• What to produce: Report, word for word, every line of the material that contains "name".

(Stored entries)
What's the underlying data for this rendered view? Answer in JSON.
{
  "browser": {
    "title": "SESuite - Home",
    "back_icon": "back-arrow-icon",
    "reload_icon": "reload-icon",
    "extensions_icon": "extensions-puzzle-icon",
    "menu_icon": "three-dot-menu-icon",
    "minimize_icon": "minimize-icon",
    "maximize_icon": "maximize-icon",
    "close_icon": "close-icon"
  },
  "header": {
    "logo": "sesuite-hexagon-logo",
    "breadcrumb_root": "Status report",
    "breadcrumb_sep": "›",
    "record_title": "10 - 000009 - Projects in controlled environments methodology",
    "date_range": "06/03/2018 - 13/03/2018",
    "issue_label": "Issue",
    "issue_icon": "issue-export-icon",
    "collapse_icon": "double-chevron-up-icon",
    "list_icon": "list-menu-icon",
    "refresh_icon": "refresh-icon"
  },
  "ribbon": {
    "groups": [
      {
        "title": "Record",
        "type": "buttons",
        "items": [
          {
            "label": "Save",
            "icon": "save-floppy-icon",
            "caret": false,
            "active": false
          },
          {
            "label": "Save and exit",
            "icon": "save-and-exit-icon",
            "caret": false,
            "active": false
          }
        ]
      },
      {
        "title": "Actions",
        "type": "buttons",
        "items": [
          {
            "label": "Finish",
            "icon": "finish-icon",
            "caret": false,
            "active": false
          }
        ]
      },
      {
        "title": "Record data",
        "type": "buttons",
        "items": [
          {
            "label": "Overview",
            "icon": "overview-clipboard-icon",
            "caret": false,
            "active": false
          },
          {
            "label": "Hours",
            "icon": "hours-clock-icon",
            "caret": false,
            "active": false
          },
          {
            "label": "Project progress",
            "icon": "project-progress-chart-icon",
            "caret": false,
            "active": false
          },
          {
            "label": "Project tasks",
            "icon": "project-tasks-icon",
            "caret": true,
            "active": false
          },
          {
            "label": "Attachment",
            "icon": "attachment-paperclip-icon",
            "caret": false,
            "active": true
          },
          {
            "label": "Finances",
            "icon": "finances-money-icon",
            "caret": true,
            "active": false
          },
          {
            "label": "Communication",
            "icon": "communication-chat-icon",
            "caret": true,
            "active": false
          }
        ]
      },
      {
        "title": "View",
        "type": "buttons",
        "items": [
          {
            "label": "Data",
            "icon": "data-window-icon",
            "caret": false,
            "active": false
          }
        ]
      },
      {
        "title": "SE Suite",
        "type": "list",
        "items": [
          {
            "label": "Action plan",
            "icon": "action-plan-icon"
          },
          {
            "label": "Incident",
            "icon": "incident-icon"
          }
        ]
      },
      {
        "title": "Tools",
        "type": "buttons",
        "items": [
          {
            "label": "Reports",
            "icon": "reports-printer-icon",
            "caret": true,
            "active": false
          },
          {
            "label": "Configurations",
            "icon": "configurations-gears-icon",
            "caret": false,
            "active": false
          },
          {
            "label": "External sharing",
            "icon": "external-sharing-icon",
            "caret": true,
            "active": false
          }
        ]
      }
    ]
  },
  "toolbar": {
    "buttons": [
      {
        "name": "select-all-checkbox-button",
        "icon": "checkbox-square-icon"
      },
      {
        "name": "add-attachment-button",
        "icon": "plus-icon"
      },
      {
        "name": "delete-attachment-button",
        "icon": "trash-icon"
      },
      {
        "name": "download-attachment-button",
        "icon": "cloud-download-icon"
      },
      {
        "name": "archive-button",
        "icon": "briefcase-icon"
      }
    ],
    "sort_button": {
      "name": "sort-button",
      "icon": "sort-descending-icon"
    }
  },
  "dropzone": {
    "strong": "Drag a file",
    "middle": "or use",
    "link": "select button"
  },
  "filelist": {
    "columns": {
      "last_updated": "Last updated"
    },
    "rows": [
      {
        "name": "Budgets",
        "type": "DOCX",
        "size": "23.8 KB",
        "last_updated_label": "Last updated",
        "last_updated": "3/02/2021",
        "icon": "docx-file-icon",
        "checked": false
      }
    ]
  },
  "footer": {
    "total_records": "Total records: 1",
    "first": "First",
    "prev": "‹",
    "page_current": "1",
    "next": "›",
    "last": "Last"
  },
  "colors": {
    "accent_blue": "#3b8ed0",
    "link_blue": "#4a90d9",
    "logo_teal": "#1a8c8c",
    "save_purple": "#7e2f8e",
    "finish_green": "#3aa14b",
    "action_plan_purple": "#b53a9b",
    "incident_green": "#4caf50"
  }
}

• Solution to this task:
        "name": "select-all-checkbox-button",
        "name": "add-attachment-button",
        "name": "delete-attachment-button",
        "name": "download-attachment-button",
        "name": "archive-button",
      "name": "sort-button",
        "name": "Budgets",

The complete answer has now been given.